Supplied entries
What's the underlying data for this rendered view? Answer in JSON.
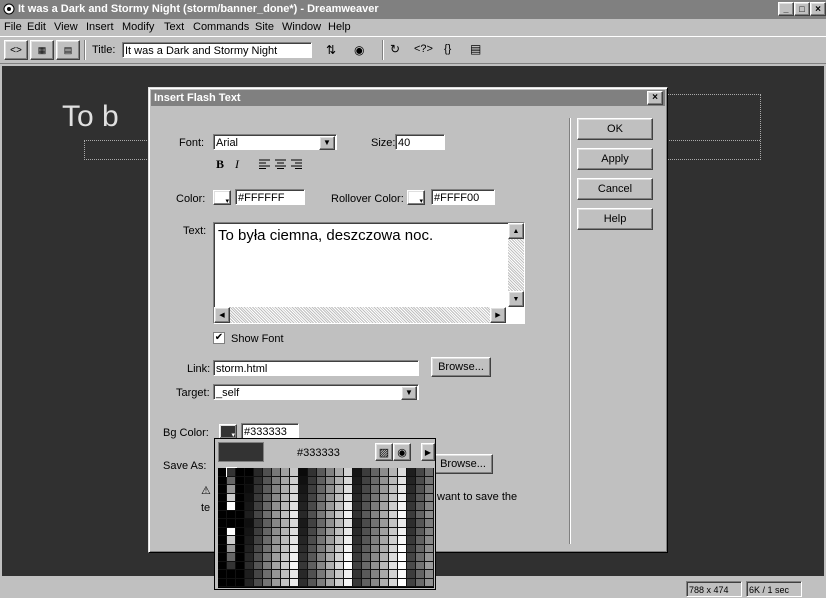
{
  "window": {
    "title": "It was a Dark and Stormy Night (storm/banner_done*) - Dreamweaver",
    "controls": [
      "_",
      "□",
      "×"
    ]
  },
  "menu": [
    "File",
    "Edit",
    "View",
    "Insert",
    "Modify",
    "Text",
    "Commands",
    "Site",
    "Window",
    "Help"
  ],
  "toolbar": {
    "title_label": "Title:",
    "title_value": "It was a Dark and Stormy Night"
  },
  "document": {
    "heading_text": "To b"
  },
  "dialog": {
    "title": "Insert Flash Text",
    "font_label": "Font:",
    "font_value": "Arial",
    "size_label": "Size:",
    "size_value": "40",
    "bold_label": "B",
    "italic_label": "I",
    "color_label": "Color:",
    "color_value": "#FFFFFF",
    "rollover_label": "Rollover Color:",
    "rollover_value": "#FFFF00",
    "text_label": "Text:",
    "text_value": "To była ciemna, deszczowa noc.",
    "show_font_label": "Show Font",
    "show_font_checked": true,
    "link_label": "Link:",
    "link_value": "storm.html",
    "browse_label": "Browse...",
    "target_label": "Target:",
    "target_value": "_self",
    "bg_label": "Bg Color:",
    "bg_value": "#333333",
    "save_label": "Save As:",
    "save_browse_label": "Browse...",
    "note_partial": "want to save the",
    "note_partial2": "te",
    "buttons": {
      "ok": "OK",
      "apply": "Apply",
      "cancel": "Cancel",
      "help": "Help"
    }
  },
  "color_picker": {
    "hex": "#333333",
    "colors": {
      "selected": "#333333"
    }
  },
  "status": {
    "size": "788 x 474",
    "download": "6K / 1 sec"
  }
}
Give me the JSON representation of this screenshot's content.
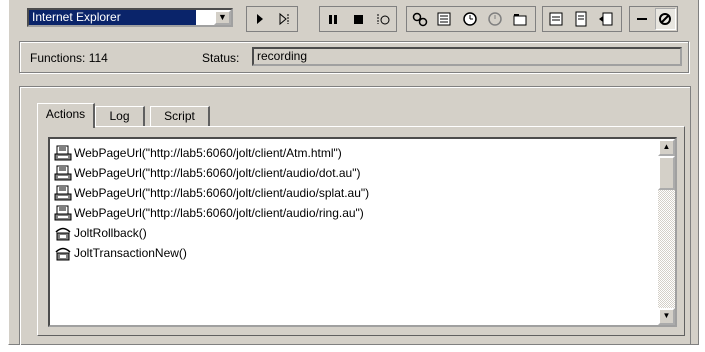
{
  "toolbar": {
    "browser_select": {
      "value": "Internet Explorer"
    }
  },
  "status_bar": {
    "functions_label": "Functions:  114",
    "status_label": "Status:",
    "status_value": "recording"
  },
  "tabs": [
    {
      "label": "Actions",
      "active": true
    },
    {
      "label": "Log",
      "active": false
    },
    {
      "label": "Script",
      "active": false
    }
  ],
  "actions": {
    "items": [
      {
        "text": "WebPageUrl(\"http://lab5:6060/jolt/client/Atm.html\")",
        "icon": "page-icon"
      },
      {
        "text": "WebPageUrl(\"http://lab5:6060/jolt/client/audio/dot.au\")",
        "icon": "page-icon"
      },
      {
        "text": "WebPageUrl(\"http://lab5:6060/jolt/client/audio/splat.au\")",
        "icon": "page-icon"
      },
      {
        "text": "WebPageUrl(\"http://lab5:6060/jolt/client/audio/ring.au\")",
        "icon": "page-icon"
      },
      {
        "text": "JoltRollback()",
        "icon": "jolt-icon"
      },
      {
        "text": "JoltTransactionNew()",
        "icon": "jolt-icon"
      }
    ]
  }
}
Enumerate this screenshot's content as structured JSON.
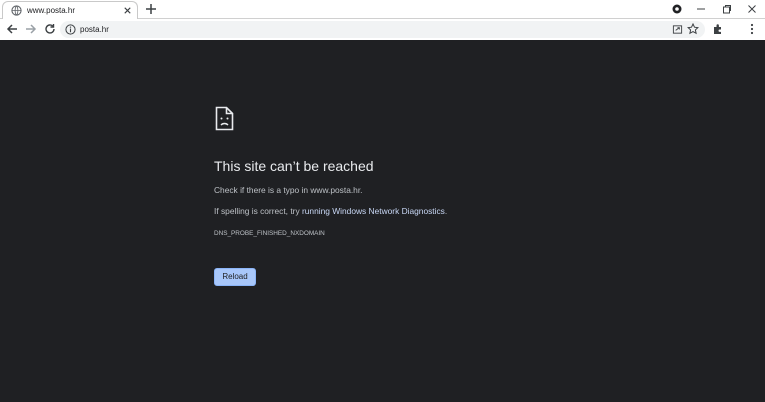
{
  "tab": {
    "title": "www.posta.hr",
    "icon": "globe-icon"
  },
  "omnibox": {
    "url": "posta.hr"
  },
  "page": {
    "heading": "This site can’t be reached",
    "line1": "Check if there is a typo in www.posta.hr.",
    "line2_prefix": "If spelling is correct, try ",
    "line2_link": "running Windows Network Diagnostics",
    "line2_suffix": ".",
    "error_code": "DNS_PROBE_FINISHED_NXDOMAIN",
    "reload_label": "Reload"
  },
  "colors": {
    "page_bg": "#1f2023",
    "button_bg": "#a8c7fa",
    "link": "#c8d7f5"
  }
}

Given instruction
Locate the word "JSON" in the entries, and copy every line where it is found.

The reply
What's the underlying data for this rendered view? Answer in JSON.
Give me the JSON representation of this screenshot's content.
Enumerate this screenshot's content as structured JSON.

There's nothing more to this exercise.